▸ **What needs to be done**:
Find each line with the word "ставится" and say how many there are, nothing else.

• • • • • • •

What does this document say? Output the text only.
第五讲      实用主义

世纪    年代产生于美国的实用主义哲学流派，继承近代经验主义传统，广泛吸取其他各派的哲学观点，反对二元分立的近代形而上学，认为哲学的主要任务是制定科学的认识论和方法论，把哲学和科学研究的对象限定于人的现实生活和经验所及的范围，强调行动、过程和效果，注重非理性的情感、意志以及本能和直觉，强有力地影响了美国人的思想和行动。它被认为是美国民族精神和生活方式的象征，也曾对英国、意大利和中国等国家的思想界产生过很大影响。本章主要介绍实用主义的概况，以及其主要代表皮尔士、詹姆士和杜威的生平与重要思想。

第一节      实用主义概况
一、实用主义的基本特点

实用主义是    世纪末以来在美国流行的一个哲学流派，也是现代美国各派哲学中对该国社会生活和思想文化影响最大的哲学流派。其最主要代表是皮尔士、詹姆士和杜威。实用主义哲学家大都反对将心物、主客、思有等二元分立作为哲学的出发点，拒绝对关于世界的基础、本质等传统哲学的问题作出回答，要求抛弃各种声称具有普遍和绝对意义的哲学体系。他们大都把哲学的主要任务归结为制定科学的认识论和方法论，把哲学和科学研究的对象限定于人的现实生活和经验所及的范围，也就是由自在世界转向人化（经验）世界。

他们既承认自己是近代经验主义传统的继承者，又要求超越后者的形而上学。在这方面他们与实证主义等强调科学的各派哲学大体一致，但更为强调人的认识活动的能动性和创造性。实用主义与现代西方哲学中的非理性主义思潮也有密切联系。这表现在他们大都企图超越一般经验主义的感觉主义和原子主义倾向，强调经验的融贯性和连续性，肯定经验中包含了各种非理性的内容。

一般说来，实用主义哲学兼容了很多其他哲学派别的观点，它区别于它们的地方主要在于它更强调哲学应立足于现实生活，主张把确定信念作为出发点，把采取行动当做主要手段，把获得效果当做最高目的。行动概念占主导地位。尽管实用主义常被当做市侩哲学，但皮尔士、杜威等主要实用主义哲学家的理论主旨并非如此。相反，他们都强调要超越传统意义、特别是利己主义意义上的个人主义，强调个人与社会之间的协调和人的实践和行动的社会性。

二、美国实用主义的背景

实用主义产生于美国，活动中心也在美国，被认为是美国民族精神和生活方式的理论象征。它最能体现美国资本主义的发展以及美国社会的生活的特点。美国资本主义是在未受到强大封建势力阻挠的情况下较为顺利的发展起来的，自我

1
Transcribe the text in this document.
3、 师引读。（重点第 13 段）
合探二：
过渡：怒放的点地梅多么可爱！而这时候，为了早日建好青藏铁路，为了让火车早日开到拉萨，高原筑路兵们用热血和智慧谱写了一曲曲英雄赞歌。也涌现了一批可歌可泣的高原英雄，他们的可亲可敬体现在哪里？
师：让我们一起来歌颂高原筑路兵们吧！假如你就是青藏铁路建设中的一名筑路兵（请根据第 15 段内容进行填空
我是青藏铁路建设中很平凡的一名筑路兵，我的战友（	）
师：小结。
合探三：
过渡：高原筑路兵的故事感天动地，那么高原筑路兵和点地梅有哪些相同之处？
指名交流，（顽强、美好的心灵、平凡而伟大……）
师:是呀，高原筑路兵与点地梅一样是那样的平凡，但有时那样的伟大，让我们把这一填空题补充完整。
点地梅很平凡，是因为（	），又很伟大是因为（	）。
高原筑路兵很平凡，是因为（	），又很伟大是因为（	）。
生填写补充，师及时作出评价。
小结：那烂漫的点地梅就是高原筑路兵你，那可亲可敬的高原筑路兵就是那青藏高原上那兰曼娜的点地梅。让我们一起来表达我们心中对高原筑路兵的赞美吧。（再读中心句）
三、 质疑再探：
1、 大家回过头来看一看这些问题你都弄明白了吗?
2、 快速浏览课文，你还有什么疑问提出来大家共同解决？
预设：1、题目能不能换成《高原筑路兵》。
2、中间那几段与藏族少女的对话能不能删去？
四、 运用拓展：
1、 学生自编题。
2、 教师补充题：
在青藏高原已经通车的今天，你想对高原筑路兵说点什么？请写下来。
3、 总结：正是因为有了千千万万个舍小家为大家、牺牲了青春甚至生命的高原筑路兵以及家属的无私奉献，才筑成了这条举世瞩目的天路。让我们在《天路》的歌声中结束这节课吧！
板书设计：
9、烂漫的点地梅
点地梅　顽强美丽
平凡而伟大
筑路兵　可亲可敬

• • • • • • •

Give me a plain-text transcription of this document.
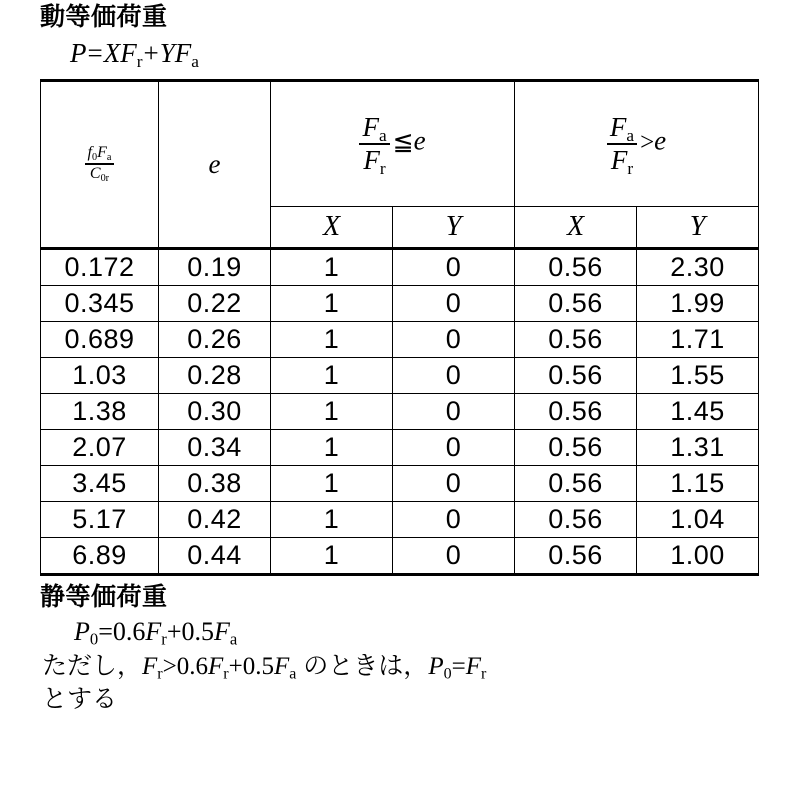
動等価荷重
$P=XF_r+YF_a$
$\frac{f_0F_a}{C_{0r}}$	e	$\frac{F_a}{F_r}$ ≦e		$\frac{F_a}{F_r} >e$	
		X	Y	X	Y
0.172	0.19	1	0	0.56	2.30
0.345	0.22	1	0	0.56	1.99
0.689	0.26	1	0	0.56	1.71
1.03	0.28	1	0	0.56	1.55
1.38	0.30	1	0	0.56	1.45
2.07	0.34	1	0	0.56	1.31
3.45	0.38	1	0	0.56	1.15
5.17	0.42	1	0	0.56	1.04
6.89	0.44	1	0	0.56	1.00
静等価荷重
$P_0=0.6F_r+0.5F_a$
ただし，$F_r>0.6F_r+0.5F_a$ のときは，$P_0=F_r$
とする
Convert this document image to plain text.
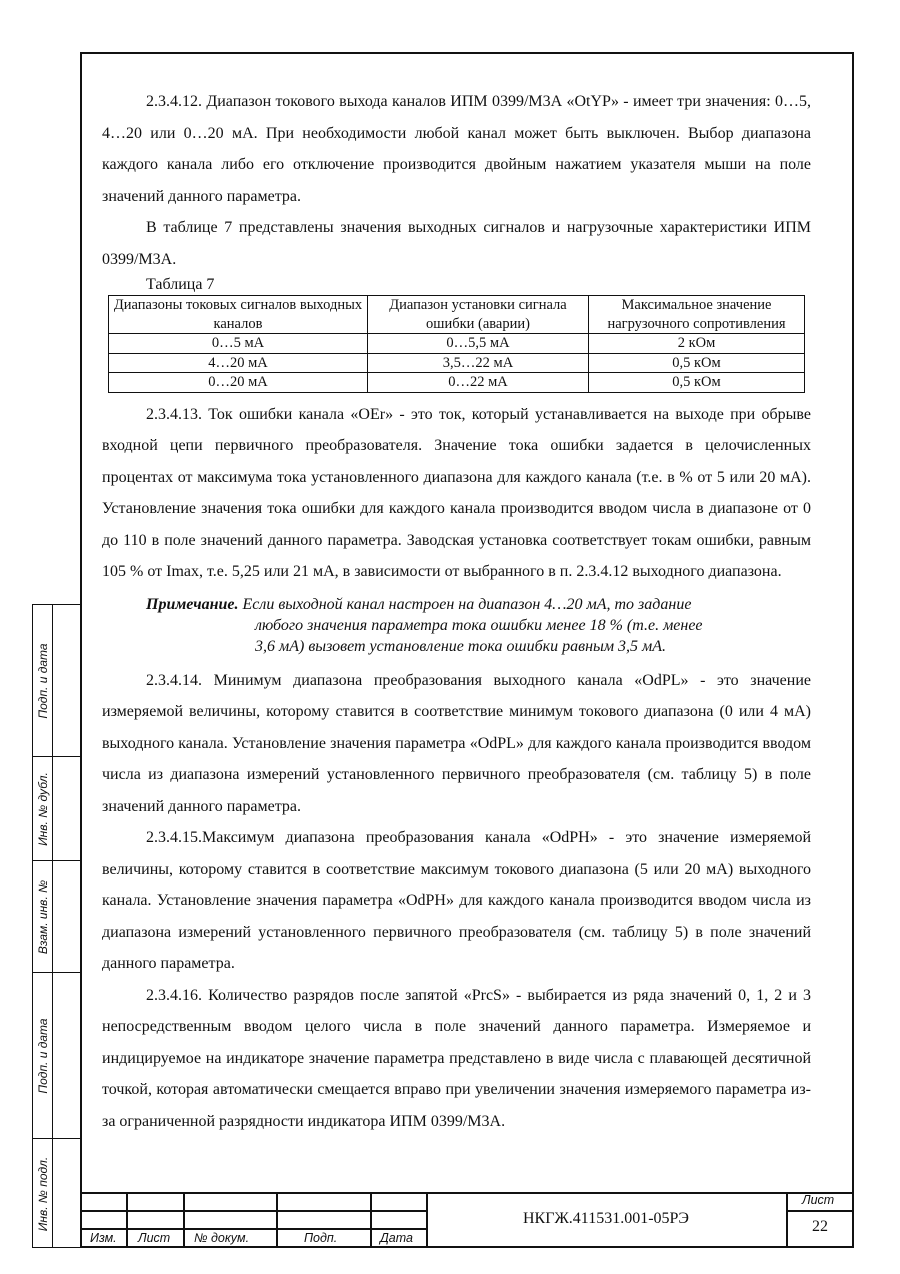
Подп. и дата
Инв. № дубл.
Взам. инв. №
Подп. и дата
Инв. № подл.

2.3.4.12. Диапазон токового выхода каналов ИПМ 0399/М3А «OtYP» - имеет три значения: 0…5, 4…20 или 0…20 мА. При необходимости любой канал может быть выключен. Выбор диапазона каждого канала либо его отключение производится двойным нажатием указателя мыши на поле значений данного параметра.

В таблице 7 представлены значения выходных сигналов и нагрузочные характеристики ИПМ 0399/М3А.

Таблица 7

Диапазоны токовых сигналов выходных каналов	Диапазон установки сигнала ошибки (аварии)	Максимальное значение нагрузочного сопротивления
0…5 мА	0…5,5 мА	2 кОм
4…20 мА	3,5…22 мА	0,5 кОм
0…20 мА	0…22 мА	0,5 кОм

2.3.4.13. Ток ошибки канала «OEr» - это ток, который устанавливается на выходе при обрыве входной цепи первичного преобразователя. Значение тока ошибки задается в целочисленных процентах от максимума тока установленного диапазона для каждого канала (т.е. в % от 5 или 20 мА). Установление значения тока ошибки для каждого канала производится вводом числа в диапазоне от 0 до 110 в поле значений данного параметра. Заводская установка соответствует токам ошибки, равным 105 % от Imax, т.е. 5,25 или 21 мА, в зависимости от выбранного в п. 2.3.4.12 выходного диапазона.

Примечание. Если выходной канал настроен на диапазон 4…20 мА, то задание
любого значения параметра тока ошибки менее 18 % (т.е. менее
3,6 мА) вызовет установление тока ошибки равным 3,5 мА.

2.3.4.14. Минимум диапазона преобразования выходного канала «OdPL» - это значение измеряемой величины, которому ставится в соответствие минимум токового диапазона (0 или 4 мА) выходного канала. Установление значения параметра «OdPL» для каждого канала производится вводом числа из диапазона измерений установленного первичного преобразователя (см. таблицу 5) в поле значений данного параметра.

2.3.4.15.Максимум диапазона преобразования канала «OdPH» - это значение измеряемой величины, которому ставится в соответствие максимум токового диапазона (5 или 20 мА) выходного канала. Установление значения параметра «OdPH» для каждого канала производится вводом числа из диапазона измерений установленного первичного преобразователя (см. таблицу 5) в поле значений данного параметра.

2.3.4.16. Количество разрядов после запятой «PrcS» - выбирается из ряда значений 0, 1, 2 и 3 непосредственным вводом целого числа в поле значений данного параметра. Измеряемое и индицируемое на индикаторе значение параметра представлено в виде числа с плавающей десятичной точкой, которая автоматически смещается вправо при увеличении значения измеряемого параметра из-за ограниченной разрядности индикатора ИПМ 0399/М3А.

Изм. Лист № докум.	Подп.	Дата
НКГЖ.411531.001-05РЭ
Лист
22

• • • • • • •

▸ **Answer to the problem**:
2